◆ **Input data**
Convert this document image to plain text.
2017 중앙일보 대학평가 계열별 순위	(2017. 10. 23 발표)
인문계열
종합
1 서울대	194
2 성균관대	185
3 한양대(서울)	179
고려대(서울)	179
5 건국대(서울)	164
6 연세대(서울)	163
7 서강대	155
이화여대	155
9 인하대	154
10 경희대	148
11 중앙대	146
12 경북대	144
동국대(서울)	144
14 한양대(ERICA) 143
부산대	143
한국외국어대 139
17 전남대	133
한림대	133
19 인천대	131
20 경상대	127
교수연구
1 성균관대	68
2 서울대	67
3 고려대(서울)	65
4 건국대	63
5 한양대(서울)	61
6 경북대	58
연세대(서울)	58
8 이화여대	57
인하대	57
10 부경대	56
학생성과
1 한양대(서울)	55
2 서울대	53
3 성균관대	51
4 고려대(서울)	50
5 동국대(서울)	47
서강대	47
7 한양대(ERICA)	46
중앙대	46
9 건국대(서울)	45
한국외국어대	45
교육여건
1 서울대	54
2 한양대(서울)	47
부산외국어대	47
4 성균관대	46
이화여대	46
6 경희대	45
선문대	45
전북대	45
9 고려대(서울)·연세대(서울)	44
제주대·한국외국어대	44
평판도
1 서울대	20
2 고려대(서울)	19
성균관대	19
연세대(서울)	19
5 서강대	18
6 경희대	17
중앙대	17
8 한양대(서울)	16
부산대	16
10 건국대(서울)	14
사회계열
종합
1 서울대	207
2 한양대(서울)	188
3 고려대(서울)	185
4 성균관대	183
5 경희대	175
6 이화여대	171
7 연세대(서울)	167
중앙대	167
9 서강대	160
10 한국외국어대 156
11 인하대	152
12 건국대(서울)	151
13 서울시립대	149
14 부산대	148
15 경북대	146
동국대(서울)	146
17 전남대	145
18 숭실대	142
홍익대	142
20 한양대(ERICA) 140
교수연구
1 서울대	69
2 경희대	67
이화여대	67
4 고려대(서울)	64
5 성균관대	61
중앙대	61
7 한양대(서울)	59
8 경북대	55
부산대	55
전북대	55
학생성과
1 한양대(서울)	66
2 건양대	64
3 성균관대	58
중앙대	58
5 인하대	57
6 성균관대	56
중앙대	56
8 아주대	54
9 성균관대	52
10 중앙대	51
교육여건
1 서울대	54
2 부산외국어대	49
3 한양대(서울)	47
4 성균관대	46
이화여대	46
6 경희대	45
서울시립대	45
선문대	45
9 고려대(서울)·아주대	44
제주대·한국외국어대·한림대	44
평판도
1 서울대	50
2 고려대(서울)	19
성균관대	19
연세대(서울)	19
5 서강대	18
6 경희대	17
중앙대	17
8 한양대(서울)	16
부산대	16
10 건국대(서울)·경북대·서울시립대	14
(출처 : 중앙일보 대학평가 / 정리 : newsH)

◆ **Exercise prompt**
Retype the whole listing, matching it exactly.

◆ **Response to this task**
Convert this document image to plain text.
2017 중앙일보 대학평가 계열별 순위	(2017. 10. 23 발표)
인문계열
종합
1 서울대	194
2 성균관대	185
3 한양대(서울)	179
고려대(서울)	179
5 건국대(서울)	164
6 연세대(서울)	163
7 서강대	155
이화여대	155
9 인하대	154
10 경희대	148
11 중앙대	146
12 경북대	144
동국대(서울)	144
14 한양대(ERICA) 143
부산대	143
한국외국어대 139
17 전남대	133
한림대	133
19 인천대	131
20 경상대	127
교수연구
1 성균관대	68
2 서울대	67
3 고려대(서울)	65
4 건국대	63
5 한양대(서울)	61
6 경북대	58
연세대(서울)	58
8 이화여대	57
인하대	57
10 부경대	56
학생성과
1 한양대(서울)	55
2 서울대	53
3 성균관대	51
4 고려대(서울)	50
5 동국대(서울)	47
서강대	47
7 한양대(ERICA)	46
중앙대	46
9 건국대(서울)	45
한국외국어대	45
교육여건
1 서울대	54
2 한양대(서울)	47
부산외국어대	47
4 성균관대	46
이화여대	46
6 경희대	45
선문대	45
전북대	45
9 고려대(서울)·연세대(서울)	44
제주대·한국외국어대	44
평판도
1 서울대	20
2 고려대(서울)	19
성균관대	19
연세대(서울)	19
5 서강대	18
6 경희대	17
중앙대	17
8 한양대(서울)	16
부산대	16
10 건국대(서울)	14
사회계열
종합
1 서울대	207
2 한양대(서울)	188
3 고려대(서울)	185
4 성균관대	183
5 경희대	175
6 이화여대	171
7 연세대(서울)	167
중앙대	167
9 서강대	160
10 한국외국어대 156
11 인하대	152
12 건국대(서울)	151
13 서울시립대	149
14 부산대	148
15 경북대	146
동국대(서울)	146
17 전남대	145
18 숭실대	142
홍익대	142
20 한양대(ERICA) 140
교수연구
1 서울대	69
2 경희대	67
이화여대	67
4 고려대(서울)	64
5 성균관대	61
중앙대	61
7 한양대(서울)	59
8 경북대	55
부산대	55
전북대	55
학생성과
1 한양대(서울)	66
2 건양대	64
3 성균관대	58
중앙대	58
5 인하대	57
6 성균관대	56
중앙대	56
8 아주대	54
9 성균관대	52
10 중앙대	51
교육여건
1 서울대	54
2 부산외국어대	49
3 한양대(서울)	47
4 성균관대	46
이화여대	46
6 경희대	45
서울시립대	45
선문대	45
9 고려대(서울)·아주대	44
제주대·한국외국어대·한림대	44
평판도
1 서울대	50
2 고려대(서울)	19
성균관대	19
연세대(서울)	19
5 서강대	18
6 경희대	17
중앙대	17
8 한양대(서울)	16
부산대	16
10 건국대(서울)·경북대·서울시립대	14
(출처 : 중앙일보 대학평가 / 정리 : newsH)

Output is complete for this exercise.